Aim: Identify every line in the records below that contains the string "value", and copy each of those lines. Letter case counts.

Dataset extract:
---

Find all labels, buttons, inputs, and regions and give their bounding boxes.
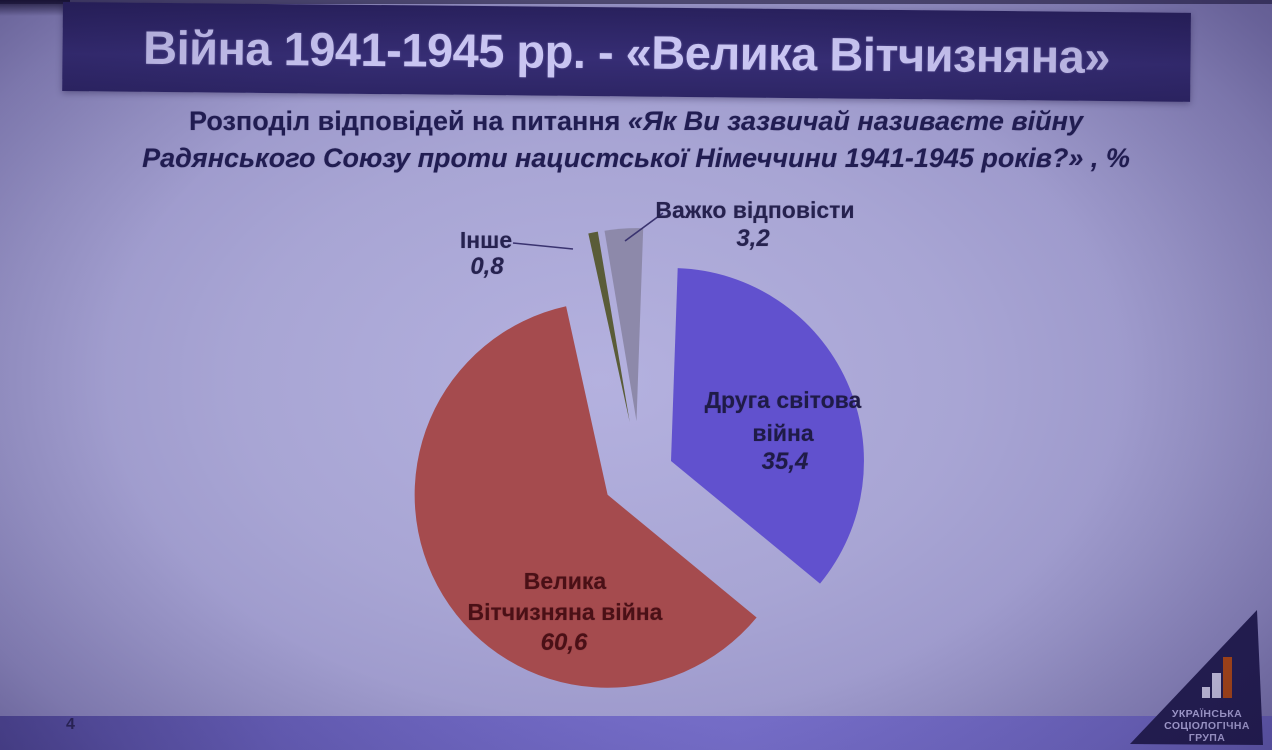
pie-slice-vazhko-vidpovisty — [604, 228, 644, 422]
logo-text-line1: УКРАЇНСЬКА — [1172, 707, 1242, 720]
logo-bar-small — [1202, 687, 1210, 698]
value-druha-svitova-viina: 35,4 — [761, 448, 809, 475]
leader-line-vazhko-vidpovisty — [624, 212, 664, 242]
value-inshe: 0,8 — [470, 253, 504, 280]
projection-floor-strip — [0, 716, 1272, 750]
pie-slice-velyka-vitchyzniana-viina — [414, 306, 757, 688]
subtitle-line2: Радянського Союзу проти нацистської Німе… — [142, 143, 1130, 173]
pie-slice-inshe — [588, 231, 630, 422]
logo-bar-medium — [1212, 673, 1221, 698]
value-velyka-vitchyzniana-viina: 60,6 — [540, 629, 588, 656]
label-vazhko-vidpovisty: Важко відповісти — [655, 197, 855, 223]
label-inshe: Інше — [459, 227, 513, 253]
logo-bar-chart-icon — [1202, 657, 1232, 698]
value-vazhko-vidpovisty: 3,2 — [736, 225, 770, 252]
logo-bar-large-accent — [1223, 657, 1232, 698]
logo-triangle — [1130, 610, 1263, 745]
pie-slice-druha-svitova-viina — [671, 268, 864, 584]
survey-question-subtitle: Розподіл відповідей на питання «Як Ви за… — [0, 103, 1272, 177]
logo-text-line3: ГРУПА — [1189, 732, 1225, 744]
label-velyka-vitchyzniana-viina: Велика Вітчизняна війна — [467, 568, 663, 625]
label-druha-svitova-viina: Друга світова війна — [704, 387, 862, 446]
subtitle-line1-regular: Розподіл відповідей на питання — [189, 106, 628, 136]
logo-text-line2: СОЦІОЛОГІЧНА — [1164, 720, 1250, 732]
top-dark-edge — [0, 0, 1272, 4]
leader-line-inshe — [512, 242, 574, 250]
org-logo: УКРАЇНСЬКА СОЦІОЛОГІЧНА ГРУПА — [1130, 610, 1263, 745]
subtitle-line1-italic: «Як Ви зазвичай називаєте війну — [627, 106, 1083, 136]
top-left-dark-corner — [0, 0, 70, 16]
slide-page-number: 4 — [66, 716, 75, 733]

---

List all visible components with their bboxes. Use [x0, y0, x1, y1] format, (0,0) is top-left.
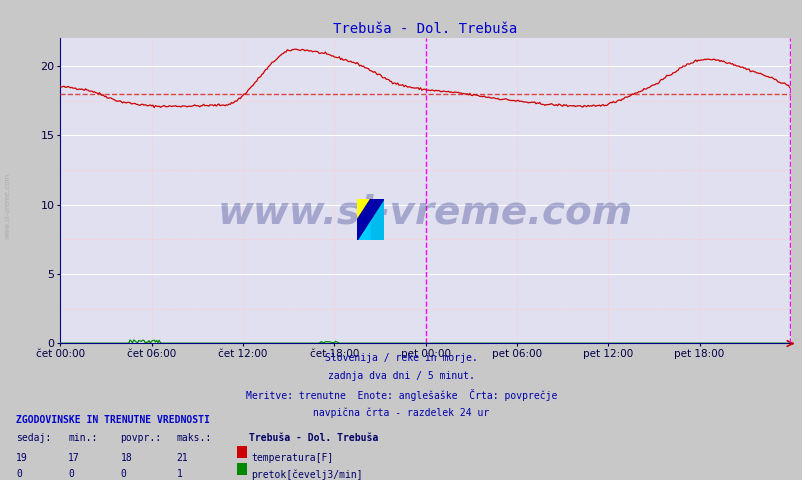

---

Final result:
value-druha-svitova-viina: 35,4 — [761, 448, 809, 475]
value-inshe: 0,8 — [470, 253, 504, 280]
value-velyka-vitchyzniana-viina: 60,6 — [540, 629, 588, 656]
value-vazhko-vidpovisty: 3,2 — [736, 225, 770, 252]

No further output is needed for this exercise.